● GIVEN TASK 1:
In the comment about Adobe software, which version of Creative Suite does the writer say they own?

===== GIVEN TEXT =====

I bet that the people who comment here that they want to buy the app for $4.99 have never shot a single RAW image in their life anyway, so why should Adobe care about their opinion? And yes, there are lots of people who don't want subscription based software. Still, Adobe appears to be making a lot of money. Why is there such a discrepancy between comments and reality? Because complainers are always more vocal.

Sorry to burst your bubble, but I'd be one of those.

I'm an enthusiastic hobbyist. I spend good money on my glass & my equipment, but I also research & buy what I can afford. And yes, I'd rather spend hundreds to thousands on good equipment (and then practice, practice, PRACTICE) to get it right the first time, than spend hundreds to thousands on a post-production piece of software to hide problems. Don't get me wrong: I'm not against post-production. I shoot exclusively RAW. I have for the last 4 years now, which means every single one of my photos needs some amount of post-processing to convert to a format I can display on the web.

I have CS4. I have a newer camera. CS4 does not support the raw files for the newer camera, despite the fact that Adobe's updated RAW support. I'd have to drop about a grand on CS5 (note: CS6 wasn't out yet, when I upgraded my camera) if I want native support. Really, all I need is Photoshop & Bridge, but I can't purchase those 2 separately. I shouldn't have to upgrade a program that works perfectly just because Adobe refused to allow CS4 to get the Camera RAW update.

===== DATASET EXCERPTS =====

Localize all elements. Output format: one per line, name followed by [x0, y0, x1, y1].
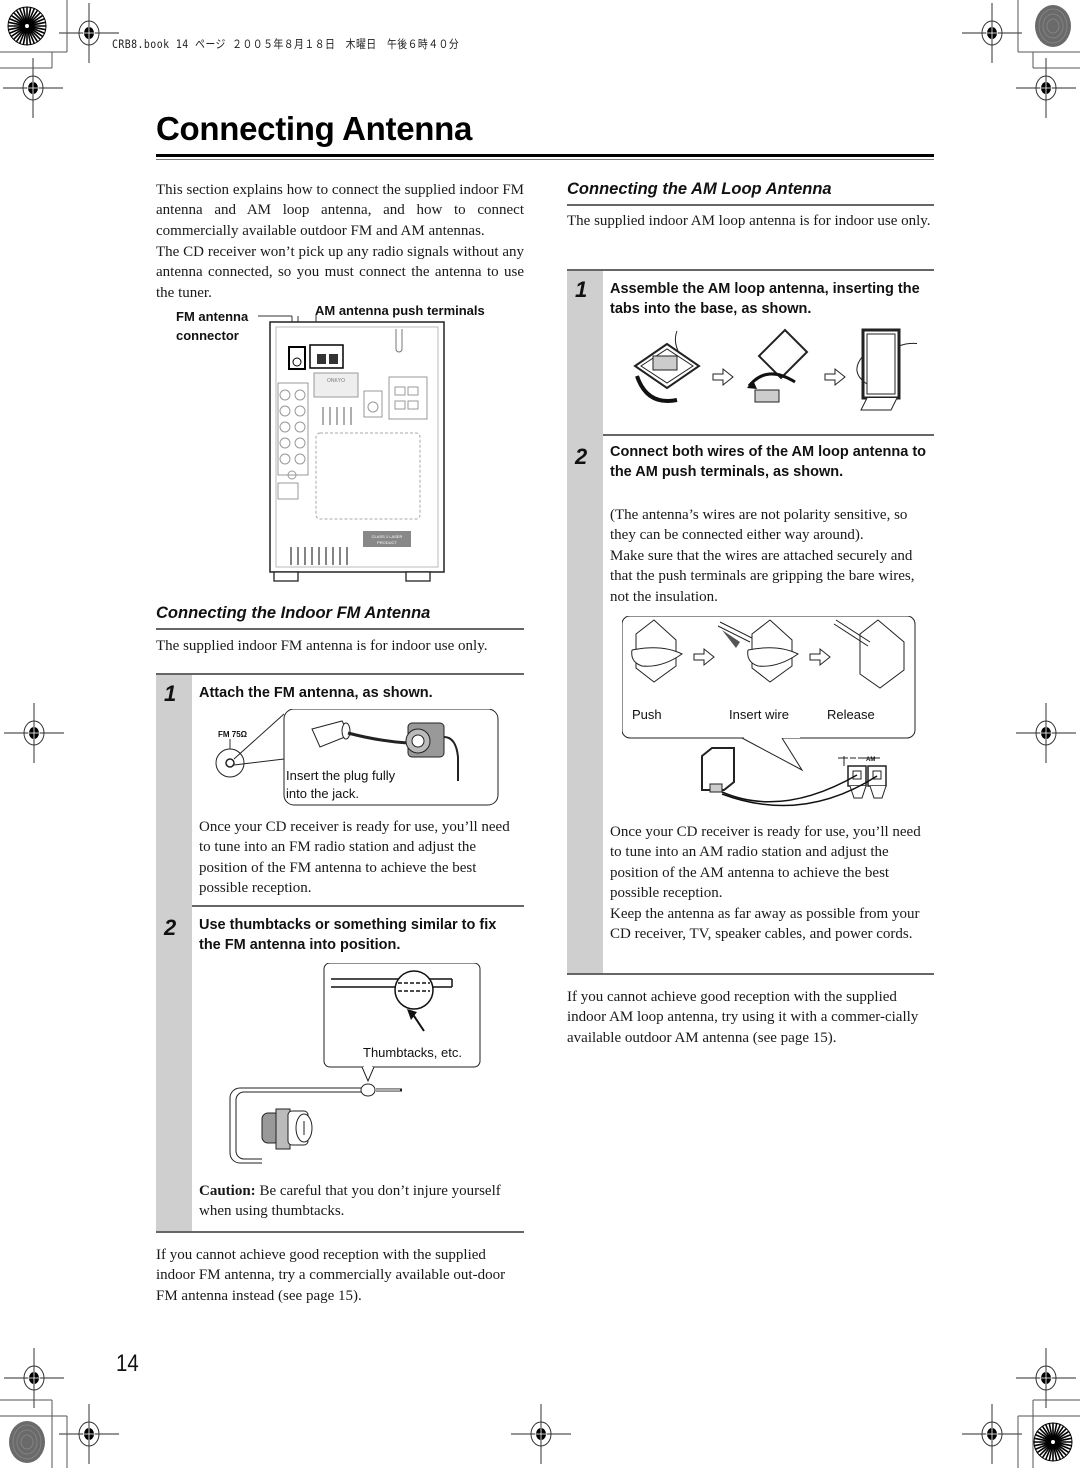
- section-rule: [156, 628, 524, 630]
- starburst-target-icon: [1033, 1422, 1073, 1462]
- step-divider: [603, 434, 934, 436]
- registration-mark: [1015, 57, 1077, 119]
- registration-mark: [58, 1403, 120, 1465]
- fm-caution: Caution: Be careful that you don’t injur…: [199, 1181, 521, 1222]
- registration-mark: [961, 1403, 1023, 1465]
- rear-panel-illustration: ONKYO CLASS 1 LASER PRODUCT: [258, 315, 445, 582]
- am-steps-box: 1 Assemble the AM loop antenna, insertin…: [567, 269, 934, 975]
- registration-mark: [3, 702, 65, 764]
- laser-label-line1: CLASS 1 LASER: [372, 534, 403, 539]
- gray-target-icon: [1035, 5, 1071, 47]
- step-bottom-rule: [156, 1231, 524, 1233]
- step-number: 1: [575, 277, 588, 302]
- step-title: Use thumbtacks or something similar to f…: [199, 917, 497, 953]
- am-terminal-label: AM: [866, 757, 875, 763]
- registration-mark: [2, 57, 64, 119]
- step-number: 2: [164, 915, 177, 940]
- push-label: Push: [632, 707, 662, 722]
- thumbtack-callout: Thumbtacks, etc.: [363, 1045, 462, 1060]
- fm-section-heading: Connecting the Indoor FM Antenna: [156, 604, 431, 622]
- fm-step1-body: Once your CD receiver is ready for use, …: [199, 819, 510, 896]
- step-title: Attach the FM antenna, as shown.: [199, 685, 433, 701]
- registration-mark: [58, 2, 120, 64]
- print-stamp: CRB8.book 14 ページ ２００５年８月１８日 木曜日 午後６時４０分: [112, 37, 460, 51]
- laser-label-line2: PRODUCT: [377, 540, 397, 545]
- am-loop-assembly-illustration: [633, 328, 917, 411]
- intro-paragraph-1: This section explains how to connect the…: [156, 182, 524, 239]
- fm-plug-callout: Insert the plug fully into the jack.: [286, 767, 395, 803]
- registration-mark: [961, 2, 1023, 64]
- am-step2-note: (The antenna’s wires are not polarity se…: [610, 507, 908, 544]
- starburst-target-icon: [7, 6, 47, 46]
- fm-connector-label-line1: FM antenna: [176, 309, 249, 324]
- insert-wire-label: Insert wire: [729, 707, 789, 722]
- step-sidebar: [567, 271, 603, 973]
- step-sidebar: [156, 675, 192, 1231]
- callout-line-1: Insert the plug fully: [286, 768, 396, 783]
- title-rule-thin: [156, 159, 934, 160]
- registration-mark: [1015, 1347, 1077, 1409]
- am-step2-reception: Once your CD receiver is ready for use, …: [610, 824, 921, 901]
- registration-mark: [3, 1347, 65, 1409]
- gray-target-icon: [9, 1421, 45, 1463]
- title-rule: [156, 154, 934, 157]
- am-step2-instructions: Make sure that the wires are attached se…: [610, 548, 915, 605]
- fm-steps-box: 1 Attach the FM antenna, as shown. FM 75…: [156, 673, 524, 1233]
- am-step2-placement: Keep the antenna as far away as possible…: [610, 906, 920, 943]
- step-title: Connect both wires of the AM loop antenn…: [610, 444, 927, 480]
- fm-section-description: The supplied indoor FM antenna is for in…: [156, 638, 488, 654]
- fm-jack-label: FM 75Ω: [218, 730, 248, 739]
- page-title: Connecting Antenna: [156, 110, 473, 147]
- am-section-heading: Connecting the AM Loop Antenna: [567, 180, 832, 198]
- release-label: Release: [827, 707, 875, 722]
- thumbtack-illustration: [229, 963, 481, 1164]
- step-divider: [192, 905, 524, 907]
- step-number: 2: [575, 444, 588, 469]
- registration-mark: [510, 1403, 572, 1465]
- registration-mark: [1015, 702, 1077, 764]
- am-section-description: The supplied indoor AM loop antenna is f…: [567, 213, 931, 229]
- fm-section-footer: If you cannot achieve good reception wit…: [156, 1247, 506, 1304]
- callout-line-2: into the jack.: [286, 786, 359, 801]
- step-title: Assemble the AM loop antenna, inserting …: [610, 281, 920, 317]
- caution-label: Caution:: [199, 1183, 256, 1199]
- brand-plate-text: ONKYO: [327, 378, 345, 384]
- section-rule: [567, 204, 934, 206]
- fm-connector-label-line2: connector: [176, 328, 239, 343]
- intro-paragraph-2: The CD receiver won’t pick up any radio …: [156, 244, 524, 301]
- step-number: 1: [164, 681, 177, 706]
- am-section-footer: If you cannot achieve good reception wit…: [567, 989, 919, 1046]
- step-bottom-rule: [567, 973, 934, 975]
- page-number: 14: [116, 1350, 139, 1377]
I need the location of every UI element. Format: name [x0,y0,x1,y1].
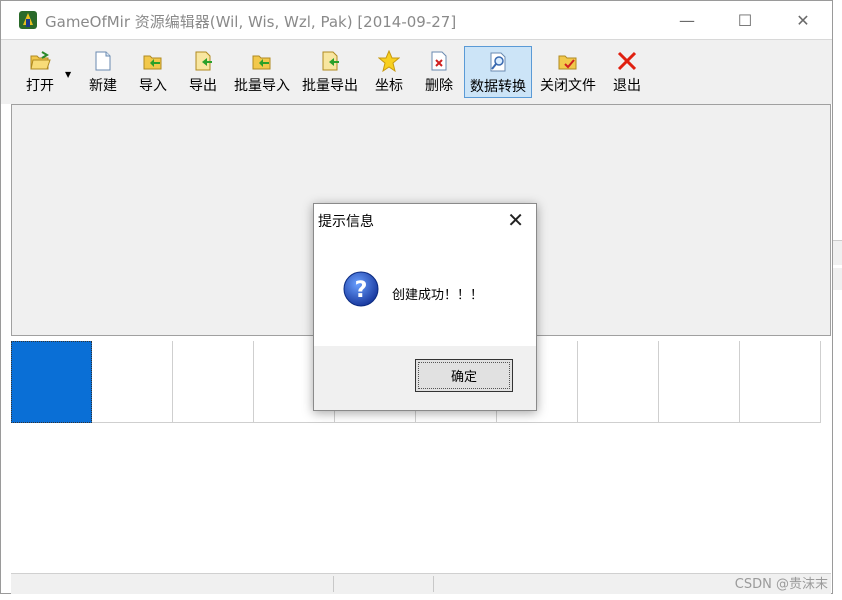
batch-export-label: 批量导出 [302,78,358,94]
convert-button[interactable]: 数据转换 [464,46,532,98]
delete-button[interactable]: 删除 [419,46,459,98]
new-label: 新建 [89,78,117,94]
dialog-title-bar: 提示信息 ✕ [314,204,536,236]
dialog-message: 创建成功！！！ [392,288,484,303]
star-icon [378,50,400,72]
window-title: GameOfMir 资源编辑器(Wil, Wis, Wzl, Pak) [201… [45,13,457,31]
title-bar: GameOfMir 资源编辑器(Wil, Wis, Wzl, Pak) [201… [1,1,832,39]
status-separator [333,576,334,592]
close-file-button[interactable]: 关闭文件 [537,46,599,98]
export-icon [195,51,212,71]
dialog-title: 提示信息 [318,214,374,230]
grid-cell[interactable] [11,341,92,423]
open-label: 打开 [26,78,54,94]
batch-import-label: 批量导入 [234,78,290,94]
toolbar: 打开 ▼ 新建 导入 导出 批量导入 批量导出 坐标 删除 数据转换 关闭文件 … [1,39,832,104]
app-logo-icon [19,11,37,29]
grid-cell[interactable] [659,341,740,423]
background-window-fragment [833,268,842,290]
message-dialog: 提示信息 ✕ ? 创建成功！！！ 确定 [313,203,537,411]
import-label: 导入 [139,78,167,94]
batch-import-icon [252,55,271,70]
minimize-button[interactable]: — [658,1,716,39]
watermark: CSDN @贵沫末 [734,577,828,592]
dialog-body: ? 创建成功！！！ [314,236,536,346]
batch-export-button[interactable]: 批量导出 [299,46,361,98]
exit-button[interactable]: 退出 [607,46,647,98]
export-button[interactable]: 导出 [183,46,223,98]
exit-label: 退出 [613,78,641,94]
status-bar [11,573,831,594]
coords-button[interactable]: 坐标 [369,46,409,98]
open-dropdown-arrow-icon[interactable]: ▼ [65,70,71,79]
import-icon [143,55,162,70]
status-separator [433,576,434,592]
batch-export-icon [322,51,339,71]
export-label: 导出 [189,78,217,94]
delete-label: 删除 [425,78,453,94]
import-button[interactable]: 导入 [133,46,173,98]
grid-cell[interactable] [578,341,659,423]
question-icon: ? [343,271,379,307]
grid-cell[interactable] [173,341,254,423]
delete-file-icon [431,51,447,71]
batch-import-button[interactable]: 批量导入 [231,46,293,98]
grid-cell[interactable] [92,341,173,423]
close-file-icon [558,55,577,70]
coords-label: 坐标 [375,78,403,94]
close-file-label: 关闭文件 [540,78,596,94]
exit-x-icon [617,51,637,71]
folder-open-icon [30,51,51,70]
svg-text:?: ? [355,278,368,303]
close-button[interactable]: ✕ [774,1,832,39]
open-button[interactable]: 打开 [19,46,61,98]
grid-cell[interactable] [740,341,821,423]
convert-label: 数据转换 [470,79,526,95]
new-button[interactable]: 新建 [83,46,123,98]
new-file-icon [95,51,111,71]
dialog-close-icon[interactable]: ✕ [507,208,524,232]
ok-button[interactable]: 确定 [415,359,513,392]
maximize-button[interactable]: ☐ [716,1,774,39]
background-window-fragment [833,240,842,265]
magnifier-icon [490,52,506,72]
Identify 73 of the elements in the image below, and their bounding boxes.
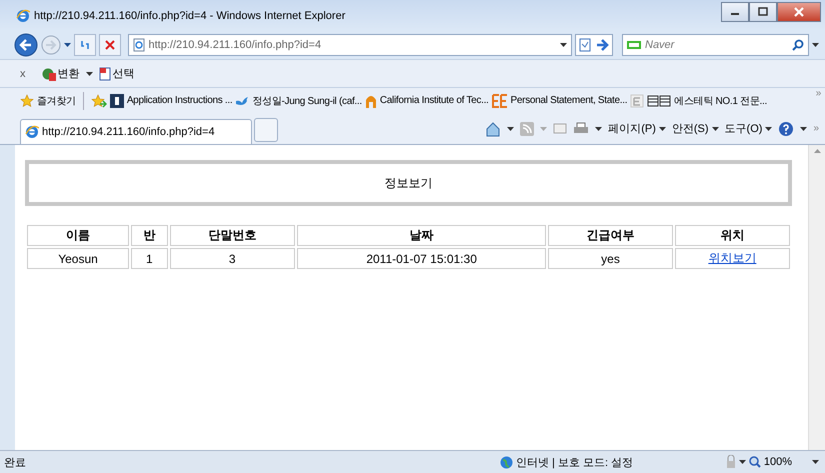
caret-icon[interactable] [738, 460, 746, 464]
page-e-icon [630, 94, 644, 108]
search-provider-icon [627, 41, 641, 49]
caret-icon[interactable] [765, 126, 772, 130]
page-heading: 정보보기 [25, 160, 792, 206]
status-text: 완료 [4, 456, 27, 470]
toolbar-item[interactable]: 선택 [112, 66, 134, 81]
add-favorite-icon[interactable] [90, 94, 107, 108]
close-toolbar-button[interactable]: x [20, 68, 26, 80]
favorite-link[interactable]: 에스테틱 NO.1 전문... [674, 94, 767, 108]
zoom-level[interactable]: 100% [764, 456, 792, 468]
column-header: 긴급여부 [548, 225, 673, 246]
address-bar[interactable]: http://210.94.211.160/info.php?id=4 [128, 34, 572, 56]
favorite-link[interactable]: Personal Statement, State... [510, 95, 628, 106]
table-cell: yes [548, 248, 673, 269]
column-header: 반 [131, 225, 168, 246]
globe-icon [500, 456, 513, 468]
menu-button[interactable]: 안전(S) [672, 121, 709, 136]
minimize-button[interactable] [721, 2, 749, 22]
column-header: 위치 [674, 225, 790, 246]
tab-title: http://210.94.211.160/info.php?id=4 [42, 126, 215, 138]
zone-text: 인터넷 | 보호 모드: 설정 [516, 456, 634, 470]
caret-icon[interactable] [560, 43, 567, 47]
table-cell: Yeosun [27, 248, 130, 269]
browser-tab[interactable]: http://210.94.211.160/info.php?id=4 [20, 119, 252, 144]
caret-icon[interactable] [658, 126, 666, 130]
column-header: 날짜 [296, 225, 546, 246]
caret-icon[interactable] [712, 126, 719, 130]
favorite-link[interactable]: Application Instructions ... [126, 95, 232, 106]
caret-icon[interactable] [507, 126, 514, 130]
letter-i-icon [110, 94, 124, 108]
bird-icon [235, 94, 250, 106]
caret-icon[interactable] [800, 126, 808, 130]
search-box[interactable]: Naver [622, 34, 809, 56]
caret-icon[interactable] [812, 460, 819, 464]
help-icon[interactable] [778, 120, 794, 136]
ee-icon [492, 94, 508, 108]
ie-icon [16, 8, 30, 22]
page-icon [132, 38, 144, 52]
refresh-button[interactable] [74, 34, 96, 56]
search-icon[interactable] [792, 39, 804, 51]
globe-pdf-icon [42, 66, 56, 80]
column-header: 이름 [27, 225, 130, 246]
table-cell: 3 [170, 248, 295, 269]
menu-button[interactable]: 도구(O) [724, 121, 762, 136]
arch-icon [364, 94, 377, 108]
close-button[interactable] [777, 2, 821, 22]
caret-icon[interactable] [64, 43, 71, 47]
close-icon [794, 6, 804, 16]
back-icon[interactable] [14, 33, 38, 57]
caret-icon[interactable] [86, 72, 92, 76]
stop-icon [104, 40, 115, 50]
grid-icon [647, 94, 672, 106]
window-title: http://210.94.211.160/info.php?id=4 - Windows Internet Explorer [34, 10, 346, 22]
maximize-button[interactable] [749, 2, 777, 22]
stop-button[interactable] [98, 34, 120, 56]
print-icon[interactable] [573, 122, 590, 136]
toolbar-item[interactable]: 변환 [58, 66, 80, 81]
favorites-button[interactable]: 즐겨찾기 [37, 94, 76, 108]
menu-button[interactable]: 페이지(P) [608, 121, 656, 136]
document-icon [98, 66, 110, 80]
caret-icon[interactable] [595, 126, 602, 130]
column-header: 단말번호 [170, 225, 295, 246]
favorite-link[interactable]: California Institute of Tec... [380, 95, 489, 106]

=====

● GIVEN TASK 2:
Update the rows beginning at the line containing "- section-rule: [156, 628, 524, 630]" and continuing through the line containing "- intro-paragraph-1: This". Change "registration-mark" to "crop-mark" and keep everything else the same.

● FULL OUTPUT 1:
CS4

● FULL OUTPUT 2:
- section-rule: [156, 628, 524, 630]
- starburst-target-icon: [1033, 1422, 1073, 1462]
- step-divider: [603, 434, 934, 436]
- crop-mark: [1015, 57, 1077, 119]
- crop-mark: [58, 1403, 120, 1465]
- fm-caution: Caution: Be careful that you don’t injur…: [199, 1181, 521, 1222]
- crop-mark: [961, 1403, 1023, 1465]
- rear-panel-illustration: ONKYO CLASS 1 LASER PRODUCT: [258, 315, 445, 582]
- am-steps-box: 1 Assemble the AM loop antenna, insertin…: [567, 269, 934, 975]
- crop-mark: [3, 702, 65, 764]
- laser-label-line1: CLASS 1 LASER: [372, 534, 403, 539]
- gray-target-icon: [1035, 5, 1071, 47]
- step-bottom-rule: [156, 1231, 524, 1233]
- step-number: 1: [575, 277, 588, 302]
- step-title: Use thumbtacks or something similar to f…: [199, 917, 497, 953]
- am-terminal-label: AM: [866, 757, 875, 763]
- crop-mark: [2, 57, 64, 119]
- step-number: 2: [164, 915, 177, 940]
- push-label: Push: [632, 707, 662, 722]
- thumbtack-callout: Thumbtacks, etc.: [363, 1045, 462, 1060]
- fm-section-heading: Connecting the Indoor FM Antenna: [156, 604, 431, 622]
- fm-step1-body: Once your CD receiver is ready for use, …: [199, 819, 510, 896]
- step-title: Attach the FM antenna, as shown.: [199, 685, 433, 701]
- crop-mark: [58, 2, 120, 64]
- print-stamp: CRB8.book 14 ページ ２００５年８月１８日 木曜日 午後６時４０分: [112, 37, 460, 51]
- laser-label-line2: PRODUCT: [377, 540, 397, 545]
- am-loop-assembly-illustration: [633, 328, 917, 411]
- intro-paragraph-1: This section explains how to connect the…: [156, 182, 524, 239]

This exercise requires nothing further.